[Your goal] Find how many lines in the material hold the word "name", then state that number and nothing more.

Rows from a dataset
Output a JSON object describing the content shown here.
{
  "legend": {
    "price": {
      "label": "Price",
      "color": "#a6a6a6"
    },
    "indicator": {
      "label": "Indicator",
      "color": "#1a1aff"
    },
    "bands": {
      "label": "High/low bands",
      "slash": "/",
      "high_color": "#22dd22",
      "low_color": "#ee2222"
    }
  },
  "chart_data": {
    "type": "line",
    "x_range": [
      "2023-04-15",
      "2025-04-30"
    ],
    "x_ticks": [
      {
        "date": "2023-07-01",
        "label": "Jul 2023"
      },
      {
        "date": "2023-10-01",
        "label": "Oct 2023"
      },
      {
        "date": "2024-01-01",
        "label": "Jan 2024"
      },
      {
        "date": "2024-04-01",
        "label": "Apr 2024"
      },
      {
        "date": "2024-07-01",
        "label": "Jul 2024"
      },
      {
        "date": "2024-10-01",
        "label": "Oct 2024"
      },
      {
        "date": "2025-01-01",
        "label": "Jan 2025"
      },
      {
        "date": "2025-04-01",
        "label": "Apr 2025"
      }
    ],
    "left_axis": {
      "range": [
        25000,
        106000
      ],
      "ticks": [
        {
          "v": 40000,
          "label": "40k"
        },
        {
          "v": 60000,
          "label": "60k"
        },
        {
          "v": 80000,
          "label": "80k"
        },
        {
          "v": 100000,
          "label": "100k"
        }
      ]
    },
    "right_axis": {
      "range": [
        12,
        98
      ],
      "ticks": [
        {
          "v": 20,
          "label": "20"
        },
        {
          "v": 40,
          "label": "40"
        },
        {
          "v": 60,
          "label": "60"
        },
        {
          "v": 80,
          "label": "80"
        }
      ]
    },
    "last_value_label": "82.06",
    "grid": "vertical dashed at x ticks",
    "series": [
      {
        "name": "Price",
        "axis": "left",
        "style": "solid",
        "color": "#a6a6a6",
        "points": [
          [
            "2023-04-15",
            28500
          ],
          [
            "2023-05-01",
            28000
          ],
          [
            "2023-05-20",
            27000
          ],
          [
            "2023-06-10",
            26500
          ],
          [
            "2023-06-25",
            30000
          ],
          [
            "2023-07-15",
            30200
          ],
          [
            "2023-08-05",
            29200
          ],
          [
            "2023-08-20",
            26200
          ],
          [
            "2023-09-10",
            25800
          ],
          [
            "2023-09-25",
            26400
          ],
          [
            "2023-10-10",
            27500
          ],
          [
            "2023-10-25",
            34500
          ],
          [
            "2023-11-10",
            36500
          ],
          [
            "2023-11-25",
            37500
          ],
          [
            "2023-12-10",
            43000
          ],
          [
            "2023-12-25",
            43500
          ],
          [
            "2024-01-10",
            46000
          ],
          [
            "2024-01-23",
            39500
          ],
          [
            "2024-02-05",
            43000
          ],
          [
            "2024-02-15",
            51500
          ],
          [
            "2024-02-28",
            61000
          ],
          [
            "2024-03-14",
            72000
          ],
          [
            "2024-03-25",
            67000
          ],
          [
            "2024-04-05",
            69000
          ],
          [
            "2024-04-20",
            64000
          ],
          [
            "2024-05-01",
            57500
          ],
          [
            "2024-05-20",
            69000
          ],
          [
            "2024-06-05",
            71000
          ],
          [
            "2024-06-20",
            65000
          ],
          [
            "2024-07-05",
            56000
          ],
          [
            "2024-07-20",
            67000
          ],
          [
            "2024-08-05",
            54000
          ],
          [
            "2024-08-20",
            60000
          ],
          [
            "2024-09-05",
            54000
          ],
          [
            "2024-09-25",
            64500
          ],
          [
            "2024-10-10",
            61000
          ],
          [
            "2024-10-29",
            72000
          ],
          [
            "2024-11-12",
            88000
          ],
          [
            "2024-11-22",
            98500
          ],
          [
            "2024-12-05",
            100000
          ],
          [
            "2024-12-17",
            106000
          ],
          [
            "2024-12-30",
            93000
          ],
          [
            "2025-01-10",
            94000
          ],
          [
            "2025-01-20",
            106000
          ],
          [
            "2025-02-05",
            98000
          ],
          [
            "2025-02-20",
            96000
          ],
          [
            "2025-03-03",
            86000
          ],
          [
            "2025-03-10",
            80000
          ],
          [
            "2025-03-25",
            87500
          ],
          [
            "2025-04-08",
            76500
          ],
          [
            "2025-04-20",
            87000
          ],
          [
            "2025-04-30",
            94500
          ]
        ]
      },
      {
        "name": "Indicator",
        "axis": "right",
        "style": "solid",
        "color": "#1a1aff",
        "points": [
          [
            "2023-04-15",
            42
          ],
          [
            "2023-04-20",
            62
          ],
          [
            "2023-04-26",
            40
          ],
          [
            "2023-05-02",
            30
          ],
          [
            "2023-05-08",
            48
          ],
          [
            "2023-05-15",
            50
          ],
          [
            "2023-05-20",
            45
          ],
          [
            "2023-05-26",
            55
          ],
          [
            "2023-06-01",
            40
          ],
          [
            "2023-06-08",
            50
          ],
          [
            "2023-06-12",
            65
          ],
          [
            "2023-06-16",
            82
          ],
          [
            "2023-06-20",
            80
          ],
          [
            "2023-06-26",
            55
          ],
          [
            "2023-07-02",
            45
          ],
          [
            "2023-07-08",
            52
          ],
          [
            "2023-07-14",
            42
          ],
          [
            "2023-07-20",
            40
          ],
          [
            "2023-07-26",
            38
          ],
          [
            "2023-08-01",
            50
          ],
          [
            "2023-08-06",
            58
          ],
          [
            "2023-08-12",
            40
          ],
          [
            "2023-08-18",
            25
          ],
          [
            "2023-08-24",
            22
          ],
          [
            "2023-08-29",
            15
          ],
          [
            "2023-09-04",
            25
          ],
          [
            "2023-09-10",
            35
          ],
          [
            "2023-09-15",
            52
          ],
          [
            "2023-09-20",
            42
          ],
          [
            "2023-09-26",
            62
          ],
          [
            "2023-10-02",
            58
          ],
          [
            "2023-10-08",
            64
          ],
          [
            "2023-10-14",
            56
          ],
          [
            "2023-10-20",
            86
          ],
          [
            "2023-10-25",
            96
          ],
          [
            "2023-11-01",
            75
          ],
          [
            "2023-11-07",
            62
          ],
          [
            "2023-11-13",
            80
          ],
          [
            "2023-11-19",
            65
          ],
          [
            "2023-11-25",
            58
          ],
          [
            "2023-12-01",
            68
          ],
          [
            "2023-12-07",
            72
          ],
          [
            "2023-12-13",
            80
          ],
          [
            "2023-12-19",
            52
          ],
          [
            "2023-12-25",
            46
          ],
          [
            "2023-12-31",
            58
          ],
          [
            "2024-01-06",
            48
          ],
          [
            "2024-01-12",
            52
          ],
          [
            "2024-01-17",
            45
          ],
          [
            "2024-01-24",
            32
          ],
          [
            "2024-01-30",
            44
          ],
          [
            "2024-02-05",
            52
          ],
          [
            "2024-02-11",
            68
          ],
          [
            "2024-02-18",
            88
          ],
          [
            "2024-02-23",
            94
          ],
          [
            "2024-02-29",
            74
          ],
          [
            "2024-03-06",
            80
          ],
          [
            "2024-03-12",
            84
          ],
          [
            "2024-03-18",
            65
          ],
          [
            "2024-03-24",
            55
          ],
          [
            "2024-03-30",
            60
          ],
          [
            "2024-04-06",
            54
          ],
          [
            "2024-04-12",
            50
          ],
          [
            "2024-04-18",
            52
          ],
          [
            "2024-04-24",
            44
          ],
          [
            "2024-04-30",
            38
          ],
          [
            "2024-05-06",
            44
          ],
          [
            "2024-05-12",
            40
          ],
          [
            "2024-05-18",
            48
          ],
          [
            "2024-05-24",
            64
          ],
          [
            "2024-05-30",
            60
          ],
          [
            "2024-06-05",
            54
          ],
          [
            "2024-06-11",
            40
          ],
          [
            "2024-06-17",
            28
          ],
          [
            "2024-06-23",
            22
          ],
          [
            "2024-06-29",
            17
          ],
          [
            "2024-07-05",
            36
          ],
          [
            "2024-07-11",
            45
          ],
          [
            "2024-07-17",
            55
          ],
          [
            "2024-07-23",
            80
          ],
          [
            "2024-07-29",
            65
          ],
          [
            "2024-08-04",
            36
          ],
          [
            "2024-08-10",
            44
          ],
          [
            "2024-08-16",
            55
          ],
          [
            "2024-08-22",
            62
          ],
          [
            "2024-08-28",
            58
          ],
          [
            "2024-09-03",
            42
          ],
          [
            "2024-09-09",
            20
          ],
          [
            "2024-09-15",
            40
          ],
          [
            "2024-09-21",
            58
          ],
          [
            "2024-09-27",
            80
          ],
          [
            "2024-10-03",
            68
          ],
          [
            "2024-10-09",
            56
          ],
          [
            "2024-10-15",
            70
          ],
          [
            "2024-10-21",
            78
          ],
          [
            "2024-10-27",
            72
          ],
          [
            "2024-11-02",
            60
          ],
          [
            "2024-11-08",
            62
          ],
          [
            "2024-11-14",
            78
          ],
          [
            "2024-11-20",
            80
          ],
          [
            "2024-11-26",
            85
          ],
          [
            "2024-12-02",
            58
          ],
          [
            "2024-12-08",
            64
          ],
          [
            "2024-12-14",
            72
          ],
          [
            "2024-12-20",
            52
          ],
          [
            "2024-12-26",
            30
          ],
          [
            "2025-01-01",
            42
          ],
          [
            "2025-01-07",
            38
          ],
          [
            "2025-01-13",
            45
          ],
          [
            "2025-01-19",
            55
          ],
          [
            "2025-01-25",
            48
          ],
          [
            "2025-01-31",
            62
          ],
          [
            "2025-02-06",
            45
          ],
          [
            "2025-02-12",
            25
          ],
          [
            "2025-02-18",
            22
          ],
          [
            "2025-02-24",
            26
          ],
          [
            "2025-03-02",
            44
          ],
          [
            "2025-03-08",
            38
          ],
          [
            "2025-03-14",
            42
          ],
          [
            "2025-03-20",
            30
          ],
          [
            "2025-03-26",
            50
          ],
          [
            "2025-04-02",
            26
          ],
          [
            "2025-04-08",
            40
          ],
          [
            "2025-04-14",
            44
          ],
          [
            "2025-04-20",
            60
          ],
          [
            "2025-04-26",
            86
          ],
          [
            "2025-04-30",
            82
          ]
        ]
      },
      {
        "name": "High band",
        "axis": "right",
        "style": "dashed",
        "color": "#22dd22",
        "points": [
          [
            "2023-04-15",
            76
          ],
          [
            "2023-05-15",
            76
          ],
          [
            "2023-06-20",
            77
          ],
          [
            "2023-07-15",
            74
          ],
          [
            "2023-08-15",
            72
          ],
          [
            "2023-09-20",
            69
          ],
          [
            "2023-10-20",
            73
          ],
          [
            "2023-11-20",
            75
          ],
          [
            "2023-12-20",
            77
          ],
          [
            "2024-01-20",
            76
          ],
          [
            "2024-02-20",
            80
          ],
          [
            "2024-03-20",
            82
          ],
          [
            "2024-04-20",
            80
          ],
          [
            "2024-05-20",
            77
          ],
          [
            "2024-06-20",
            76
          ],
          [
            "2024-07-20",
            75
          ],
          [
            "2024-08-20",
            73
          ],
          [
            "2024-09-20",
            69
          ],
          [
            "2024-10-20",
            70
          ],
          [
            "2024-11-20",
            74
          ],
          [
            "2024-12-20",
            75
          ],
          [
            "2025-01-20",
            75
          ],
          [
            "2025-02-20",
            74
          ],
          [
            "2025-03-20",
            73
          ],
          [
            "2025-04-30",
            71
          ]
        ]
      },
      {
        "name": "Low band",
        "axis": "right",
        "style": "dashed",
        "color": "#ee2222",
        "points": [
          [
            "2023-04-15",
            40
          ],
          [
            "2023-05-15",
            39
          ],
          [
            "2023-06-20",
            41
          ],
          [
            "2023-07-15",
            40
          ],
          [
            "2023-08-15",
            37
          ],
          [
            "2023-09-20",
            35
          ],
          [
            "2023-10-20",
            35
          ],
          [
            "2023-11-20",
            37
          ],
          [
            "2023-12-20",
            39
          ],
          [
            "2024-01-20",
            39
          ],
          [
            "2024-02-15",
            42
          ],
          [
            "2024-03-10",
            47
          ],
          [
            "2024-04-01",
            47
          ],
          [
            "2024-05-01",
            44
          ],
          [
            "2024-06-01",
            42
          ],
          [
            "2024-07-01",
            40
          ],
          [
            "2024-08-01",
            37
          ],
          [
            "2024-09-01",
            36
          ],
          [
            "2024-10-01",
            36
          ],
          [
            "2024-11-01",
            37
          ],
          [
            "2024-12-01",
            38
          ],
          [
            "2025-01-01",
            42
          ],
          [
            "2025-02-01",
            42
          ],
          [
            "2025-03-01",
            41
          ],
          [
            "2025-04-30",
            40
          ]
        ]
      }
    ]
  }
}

[Finished answer] 4